Find the lines with the string "como" and return them.

[start of Data shown]

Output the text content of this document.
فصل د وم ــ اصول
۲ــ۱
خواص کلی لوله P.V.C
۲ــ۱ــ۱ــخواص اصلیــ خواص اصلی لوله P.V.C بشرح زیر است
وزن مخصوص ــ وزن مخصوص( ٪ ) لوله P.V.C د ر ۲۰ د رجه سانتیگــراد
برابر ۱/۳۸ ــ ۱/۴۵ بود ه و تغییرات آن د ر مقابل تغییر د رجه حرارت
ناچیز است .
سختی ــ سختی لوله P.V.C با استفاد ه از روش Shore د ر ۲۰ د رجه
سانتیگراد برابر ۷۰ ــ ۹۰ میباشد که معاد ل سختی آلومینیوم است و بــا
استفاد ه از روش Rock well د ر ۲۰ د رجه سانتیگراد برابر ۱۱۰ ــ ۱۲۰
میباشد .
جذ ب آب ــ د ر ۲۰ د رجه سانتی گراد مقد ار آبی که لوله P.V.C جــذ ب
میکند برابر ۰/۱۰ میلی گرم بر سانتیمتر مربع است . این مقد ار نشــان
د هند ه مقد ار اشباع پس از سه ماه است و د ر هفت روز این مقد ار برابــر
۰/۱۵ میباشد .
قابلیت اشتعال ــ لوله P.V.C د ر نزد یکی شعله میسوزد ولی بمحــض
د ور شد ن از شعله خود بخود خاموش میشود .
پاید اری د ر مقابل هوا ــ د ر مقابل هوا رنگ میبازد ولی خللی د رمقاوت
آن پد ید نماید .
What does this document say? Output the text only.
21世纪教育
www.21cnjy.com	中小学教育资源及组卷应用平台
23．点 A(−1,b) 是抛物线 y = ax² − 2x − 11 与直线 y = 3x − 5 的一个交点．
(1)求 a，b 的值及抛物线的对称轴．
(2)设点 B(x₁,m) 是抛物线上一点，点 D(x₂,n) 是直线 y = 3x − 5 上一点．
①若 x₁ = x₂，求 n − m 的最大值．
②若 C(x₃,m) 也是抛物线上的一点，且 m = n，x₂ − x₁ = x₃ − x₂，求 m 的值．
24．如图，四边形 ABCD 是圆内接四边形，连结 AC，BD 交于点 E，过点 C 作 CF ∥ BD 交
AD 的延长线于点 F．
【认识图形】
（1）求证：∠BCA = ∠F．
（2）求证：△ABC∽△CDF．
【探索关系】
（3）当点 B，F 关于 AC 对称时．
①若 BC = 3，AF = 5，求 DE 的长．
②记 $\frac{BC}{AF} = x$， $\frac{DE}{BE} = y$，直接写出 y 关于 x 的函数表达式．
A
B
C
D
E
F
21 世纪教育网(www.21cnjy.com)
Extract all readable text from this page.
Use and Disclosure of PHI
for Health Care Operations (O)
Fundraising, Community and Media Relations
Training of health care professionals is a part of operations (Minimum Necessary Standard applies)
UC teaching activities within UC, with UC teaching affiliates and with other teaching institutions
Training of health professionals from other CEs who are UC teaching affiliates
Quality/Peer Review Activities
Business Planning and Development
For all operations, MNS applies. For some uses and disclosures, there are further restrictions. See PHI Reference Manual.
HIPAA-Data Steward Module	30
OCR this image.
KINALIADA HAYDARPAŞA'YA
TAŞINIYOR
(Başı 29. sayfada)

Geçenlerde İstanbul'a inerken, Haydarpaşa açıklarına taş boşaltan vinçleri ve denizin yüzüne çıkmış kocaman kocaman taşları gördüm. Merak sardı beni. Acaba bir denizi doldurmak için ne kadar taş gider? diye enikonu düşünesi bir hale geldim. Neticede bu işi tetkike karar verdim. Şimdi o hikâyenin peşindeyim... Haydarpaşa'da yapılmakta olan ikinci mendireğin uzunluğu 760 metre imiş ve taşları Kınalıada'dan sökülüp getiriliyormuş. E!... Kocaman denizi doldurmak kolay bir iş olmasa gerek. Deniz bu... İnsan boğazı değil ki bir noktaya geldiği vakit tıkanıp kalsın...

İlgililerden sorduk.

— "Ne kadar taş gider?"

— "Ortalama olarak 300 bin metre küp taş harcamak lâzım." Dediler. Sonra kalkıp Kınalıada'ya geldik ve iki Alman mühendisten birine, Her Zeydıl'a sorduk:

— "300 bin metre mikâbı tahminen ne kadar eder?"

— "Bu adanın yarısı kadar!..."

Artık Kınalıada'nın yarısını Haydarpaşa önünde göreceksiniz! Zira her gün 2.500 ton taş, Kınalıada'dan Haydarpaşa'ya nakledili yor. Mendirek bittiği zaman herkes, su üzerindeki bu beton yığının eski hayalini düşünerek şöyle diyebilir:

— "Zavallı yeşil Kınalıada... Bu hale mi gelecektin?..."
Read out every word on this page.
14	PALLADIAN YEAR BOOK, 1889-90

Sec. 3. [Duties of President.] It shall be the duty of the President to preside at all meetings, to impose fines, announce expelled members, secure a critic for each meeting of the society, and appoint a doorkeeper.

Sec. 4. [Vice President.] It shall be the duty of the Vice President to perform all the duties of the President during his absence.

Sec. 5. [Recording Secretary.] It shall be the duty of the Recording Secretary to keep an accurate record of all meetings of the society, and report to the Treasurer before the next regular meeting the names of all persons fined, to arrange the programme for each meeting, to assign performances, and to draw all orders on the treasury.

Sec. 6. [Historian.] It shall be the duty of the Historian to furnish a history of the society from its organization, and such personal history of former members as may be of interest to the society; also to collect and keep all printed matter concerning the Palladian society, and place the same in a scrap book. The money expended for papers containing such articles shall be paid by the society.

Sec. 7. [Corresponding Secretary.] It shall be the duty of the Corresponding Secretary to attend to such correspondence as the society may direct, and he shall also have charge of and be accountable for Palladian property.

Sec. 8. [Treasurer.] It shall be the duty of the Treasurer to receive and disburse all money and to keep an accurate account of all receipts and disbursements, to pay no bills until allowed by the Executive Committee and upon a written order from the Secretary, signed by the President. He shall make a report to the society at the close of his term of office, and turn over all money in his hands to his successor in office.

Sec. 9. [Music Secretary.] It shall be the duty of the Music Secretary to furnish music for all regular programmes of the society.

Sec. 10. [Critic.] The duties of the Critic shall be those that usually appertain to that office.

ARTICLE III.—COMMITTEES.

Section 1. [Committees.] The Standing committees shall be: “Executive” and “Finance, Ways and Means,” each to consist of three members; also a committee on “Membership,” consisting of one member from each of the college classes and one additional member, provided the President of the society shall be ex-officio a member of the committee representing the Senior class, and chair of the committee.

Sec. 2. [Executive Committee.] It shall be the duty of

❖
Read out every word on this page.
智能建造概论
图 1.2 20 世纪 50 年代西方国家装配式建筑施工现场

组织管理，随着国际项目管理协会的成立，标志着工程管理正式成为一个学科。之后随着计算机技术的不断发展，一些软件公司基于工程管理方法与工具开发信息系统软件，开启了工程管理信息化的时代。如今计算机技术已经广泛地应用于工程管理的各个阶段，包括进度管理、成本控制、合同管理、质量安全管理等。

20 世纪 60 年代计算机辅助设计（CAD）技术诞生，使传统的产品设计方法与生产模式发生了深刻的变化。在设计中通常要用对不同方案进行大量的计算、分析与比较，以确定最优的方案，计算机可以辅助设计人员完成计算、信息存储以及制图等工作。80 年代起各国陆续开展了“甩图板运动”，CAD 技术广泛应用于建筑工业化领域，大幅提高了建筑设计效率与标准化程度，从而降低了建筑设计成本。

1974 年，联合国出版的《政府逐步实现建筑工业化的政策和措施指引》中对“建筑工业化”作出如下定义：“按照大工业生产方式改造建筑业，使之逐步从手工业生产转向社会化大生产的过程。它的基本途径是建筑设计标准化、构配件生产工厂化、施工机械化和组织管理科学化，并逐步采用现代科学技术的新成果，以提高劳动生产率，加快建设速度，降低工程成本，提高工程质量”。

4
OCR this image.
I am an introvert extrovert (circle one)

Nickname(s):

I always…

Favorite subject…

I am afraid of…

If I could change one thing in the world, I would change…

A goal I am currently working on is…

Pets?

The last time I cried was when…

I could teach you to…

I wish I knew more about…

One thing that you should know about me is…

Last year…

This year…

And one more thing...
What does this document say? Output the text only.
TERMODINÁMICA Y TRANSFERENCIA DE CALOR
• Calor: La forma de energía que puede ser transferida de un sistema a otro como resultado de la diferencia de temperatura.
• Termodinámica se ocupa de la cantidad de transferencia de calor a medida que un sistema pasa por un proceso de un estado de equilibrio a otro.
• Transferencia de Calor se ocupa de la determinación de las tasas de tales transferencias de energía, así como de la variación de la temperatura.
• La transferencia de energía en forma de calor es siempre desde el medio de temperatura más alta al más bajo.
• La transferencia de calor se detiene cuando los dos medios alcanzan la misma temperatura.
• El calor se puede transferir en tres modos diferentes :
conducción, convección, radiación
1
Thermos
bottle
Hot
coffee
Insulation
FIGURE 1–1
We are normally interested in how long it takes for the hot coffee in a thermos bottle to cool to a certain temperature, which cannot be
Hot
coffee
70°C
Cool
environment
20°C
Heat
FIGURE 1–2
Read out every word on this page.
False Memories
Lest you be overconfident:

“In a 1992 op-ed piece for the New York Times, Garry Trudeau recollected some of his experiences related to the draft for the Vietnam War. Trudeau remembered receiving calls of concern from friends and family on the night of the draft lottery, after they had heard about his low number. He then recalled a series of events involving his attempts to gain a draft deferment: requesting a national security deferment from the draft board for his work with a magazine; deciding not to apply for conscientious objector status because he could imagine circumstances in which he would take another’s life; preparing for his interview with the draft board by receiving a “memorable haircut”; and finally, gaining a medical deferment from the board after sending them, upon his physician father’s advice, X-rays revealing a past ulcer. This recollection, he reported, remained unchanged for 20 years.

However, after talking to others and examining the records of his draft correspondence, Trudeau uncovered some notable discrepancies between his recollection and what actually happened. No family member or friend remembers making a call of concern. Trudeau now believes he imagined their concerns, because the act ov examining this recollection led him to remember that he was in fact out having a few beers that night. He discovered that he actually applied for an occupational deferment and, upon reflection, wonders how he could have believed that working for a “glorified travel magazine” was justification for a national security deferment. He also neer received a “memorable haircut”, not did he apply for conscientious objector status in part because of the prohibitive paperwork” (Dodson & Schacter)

[end of Data shown]

--- Final answer ---
• Calor: La forma de energía que puede ser transferida de un sistema a otro como resultado de la diferencia de temperatura.
• Transferencia de Calor se ocupa de la determinación de las tasas de tales transferencias de energía, así como de la variación de la temperatura.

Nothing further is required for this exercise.